MATERIAL SHOWN:

▶

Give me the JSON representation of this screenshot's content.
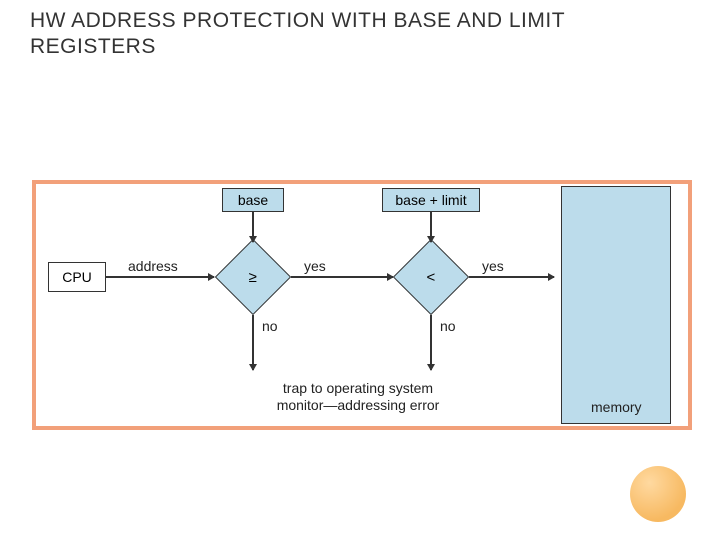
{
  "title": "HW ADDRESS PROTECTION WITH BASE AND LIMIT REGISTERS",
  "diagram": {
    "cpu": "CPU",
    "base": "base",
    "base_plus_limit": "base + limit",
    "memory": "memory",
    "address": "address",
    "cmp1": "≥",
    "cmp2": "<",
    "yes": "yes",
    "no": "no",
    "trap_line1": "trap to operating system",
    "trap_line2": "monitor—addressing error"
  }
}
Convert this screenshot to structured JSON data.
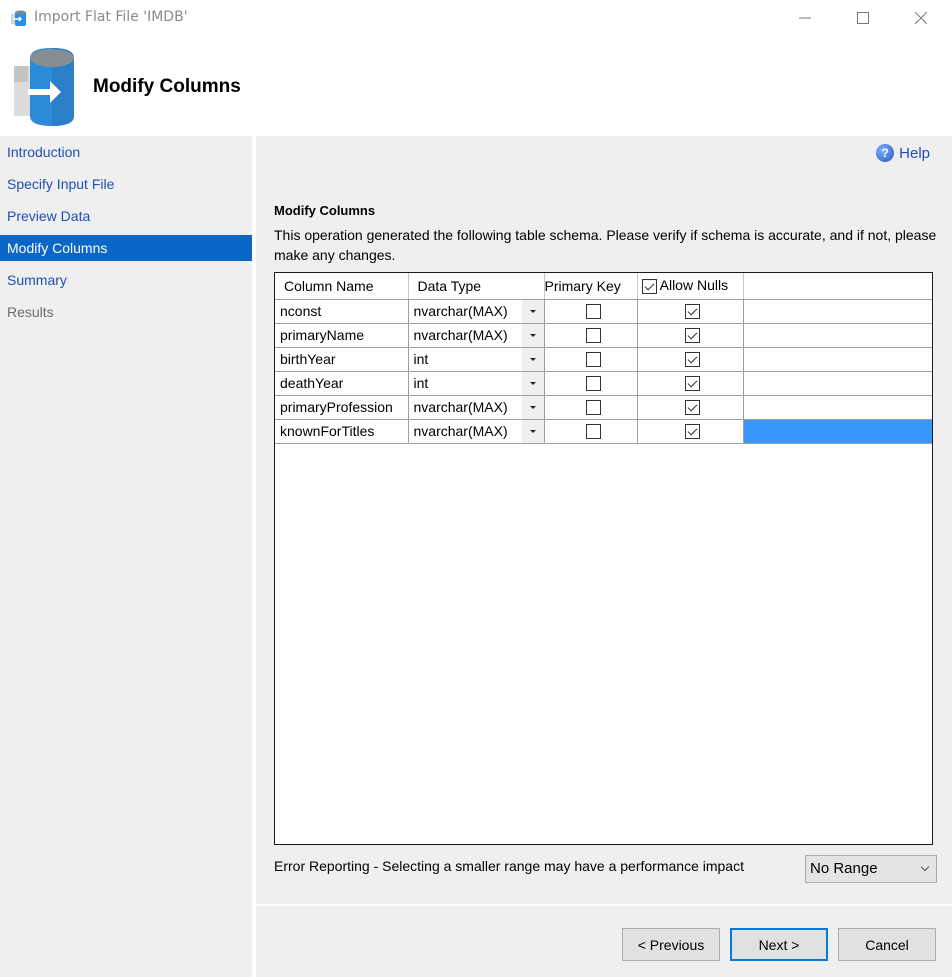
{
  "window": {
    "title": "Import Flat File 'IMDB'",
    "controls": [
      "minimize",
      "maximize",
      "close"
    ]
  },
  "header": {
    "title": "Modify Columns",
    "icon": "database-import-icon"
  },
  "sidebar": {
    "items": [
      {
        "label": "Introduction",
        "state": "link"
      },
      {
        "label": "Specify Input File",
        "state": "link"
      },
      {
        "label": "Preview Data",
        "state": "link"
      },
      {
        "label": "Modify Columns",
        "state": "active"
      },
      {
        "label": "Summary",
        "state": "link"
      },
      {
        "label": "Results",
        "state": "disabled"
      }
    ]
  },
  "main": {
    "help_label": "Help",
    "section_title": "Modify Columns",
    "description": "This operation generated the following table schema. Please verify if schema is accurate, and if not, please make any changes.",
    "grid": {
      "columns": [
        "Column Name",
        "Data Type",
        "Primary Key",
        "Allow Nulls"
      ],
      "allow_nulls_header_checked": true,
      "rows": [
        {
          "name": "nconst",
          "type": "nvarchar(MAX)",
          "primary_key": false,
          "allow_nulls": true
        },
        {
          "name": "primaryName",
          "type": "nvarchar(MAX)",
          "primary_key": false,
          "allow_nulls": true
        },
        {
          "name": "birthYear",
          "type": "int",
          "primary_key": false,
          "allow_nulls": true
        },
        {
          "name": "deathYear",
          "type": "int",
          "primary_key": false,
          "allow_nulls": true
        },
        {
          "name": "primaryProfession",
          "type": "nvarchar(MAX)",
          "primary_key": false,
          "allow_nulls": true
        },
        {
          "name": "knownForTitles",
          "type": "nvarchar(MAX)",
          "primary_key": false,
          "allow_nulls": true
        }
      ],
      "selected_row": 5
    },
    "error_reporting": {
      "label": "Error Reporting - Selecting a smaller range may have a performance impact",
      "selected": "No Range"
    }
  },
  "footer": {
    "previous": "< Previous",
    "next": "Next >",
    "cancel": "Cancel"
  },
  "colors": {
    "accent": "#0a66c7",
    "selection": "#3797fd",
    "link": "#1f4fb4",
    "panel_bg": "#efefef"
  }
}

◀

WHAT IS NEEDED: Copy out each line in the listing that has the word "JSON".

SOLUTION TO THIS PROBLEM:
Give me the JSON representation of this screenshot's content.
Convert this screenshot to structured JSON data.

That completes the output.